### YOUR GOAL
Would you pull out every line of the material that contains the string "Tahun"?

### EXERCISE MATERIALS
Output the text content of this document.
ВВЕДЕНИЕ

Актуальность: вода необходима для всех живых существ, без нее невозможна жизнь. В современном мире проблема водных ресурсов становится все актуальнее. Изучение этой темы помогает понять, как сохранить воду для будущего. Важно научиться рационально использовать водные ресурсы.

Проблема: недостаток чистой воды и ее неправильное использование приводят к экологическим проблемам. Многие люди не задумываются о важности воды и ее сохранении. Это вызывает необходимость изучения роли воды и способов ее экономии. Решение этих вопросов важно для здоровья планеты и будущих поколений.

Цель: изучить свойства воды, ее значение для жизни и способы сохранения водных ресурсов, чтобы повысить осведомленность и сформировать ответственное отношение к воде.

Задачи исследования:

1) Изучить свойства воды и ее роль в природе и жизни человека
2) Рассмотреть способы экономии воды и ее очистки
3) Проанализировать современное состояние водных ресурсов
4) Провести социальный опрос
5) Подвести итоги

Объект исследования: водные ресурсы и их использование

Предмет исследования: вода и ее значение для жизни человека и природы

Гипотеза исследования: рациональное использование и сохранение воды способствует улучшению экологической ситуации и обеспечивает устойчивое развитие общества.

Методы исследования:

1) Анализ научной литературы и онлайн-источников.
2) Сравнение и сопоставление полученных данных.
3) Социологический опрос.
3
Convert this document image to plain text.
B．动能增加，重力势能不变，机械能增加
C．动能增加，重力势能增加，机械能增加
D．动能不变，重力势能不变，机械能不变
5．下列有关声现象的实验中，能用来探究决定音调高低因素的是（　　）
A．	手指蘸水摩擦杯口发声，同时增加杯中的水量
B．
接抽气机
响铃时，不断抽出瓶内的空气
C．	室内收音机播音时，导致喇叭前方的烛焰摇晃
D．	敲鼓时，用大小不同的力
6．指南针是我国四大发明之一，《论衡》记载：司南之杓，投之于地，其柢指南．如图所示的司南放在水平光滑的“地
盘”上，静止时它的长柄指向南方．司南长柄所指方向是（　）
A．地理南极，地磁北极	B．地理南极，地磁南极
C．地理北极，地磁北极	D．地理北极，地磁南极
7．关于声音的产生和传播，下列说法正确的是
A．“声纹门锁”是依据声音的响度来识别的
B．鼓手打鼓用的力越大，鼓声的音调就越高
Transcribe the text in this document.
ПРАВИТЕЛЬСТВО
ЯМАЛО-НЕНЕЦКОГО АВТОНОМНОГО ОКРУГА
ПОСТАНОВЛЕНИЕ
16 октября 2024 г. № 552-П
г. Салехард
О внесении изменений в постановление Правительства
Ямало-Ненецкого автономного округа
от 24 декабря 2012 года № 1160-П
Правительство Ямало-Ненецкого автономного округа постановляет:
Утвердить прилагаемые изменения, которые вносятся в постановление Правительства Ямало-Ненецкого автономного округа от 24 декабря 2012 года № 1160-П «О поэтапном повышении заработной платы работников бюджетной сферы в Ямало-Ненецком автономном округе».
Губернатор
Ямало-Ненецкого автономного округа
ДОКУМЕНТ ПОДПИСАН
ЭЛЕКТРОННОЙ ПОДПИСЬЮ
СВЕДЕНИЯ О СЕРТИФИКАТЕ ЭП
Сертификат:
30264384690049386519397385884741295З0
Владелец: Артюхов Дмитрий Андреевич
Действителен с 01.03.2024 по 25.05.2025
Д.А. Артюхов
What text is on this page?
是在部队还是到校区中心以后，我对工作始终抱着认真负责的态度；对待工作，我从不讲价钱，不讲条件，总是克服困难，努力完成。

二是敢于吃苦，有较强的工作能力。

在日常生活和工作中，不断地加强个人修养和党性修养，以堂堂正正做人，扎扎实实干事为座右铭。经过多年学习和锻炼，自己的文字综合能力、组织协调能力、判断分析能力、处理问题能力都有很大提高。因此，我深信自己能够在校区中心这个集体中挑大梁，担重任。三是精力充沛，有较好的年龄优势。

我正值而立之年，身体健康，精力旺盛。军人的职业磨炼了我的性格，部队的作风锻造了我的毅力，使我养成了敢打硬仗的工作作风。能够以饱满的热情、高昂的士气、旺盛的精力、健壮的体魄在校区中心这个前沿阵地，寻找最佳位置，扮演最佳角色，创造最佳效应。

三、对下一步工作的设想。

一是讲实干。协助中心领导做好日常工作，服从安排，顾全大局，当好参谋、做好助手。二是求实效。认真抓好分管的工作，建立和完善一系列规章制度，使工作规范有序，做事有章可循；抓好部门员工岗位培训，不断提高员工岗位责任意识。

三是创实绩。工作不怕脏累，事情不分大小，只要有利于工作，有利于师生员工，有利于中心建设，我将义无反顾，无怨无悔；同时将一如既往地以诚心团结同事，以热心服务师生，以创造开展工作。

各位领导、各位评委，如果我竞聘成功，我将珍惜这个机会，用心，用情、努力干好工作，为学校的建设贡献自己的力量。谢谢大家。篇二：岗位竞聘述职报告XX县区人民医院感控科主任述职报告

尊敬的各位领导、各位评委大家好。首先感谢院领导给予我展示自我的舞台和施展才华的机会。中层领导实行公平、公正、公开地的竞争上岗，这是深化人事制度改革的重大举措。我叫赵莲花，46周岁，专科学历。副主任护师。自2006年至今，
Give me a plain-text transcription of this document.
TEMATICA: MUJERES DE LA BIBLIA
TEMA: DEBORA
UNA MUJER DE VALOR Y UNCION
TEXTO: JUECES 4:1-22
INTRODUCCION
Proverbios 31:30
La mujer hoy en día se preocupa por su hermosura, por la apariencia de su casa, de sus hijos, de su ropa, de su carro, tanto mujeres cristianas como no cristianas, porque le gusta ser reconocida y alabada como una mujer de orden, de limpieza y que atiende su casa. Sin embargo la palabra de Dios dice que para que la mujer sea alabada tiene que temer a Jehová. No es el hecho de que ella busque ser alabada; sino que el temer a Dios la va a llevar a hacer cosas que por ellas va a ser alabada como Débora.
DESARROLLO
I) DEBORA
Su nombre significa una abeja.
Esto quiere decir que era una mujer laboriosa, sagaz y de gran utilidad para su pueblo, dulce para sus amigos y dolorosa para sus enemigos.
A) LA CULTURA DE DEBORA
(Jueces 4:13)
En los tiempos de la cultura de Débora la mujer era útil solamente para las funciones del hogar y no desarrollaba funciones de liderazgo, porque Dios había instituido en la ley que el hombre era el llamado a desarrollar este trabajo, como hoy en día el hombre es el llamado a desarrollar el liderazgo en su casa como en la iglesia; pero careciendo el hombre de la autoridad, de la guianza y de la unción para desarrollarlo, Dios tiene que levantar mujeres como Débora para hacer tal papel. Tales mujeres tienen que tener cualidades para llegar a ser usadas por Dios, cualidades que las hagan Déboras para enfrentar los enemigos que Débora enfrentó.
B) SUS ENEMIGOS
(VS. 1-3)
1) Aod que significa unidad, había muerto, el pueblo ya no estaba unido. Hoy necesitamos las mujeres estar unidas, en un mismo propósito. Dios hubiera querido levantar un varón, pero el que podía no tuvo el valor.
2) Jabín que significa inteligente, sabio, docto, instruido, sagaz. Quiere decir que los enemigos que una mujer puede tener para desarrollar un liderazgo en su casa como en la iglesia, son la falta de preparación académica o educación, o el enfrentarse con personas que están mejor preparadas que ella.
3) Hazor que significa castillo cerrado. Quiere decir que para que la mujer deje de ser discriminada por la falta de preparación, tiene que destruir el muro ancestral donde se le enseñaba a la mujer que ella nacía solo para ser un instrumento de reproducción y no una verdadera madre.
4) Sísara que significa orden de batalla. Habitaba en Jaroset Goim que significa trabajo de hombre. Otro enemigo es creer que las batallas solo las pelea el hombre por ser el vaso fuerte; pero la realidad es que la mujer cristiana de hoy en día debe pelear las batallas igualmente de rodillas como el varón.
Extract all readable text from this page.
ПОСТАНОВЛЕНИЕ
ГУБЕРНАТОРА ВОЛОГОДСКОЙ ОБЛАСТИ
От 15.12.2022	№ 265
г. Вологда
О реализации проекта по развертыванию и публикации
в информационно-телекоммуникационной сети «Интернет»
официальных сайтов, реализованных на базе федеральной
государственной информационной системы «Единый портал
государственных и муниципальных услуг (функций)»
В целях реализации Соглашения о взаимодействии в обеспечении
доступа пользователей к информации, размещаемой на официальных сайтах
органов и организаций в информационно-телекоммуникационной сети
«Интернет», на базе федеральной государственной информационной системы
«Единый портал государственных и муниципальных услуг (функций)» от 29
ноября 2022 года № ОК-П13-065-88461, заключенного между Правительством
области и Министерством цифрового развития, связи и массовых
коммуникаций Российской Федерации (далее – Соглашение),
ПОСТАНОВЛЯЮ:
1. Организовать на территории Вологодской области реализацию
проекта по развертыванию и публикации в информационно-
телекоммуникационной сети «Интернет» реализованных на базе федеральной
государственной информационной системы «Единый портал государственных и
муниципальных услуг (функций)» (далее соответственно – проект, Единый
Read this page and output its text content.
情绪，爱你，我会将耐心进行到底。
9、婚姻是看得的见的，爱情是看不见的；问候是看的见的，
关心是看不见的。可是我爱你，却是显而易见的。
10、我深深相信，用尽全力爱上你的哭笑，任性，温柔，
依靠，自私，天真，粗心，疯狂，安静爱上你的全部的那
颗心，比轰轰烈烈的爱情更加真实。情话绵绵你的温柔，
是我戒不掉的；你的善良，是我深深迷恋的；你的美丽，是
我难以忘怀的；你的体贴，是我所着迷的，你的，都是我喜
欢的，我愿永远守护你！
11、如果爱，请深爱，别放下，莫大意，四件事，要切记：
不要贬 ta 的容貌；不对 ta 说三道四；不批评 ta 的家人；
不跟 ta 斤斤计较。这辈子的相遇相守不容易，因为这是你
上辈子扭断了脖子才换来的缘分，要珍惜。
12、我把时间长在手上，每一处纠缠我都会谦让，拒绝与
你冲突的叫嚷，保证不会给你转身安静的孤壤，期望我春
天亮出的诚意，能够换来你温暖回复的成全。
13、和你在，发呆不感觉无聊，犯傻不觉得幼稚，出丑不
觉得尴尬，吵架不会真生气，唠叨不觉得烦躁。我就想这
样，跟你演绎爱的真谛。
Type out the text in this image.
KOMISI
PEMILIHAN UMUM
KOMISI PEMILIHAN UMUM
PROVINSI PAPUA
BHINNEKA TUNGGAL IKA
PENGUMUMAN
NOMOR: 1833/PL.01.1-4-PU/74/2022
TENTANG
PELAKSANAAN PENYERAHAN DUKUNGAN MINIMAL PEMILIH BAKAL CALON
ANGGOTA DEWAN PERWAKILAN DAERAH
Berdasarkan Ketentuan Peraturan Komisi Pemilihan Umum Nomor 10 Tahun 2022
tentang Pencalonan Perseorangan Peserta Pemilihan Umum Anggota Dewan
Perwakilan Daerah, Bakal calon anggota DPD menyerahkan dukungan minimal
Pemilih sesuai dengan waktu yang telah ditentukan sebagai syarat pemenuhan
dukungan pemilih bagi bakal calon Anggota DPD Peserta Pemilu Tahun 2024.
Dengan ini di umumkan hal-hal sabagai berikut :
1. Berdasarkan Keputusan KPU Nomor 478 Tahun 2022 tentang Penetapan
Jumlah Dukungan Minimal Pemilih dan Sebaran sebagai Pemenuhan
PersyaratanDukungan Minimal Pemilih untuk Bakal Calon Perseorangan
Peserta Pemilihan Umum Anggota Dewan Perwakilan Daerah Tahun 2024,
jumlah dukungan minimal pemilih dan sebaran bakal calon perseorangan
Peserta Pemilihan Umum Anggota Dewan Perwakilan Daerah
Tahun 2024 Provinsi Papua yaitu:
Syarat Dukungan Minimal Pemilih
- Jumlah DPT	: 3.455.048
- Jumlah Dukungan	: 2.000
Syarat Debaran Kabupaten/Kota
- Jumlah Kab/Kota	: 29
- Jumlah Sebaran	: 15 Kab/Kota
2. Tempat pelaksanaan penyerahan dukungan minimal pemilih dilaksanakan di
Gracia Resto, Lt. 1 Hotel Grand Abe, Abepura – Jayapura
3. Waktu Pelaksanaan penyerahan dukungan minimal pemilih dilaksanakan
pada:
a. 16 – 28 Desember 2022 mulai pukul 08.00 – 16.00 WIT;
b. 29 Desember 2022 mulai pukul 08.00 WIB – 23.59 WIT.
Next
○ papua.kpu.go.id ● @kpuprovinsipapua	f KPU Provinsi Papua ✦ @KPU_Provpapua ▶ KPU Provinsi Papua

### WRITTEN RESPONSE
Berdasarkan Ketentuan Peraturan Komisi Pemilihan Umum Nomor 10 Tahun 2022
dukungan pemilih bagi bakal calon Anggota DPD Peserta Pemilu Tahun 2024.
1. Berdasarkan Keputusan KPU Nomor 478 Tahun 2022 tentang Penetapan
Peserta Pemilihan Umum Anggota Dewan Perwakilan Daerah Tahun 2024,
Tahun 2024 Provinsi Papua yaitu:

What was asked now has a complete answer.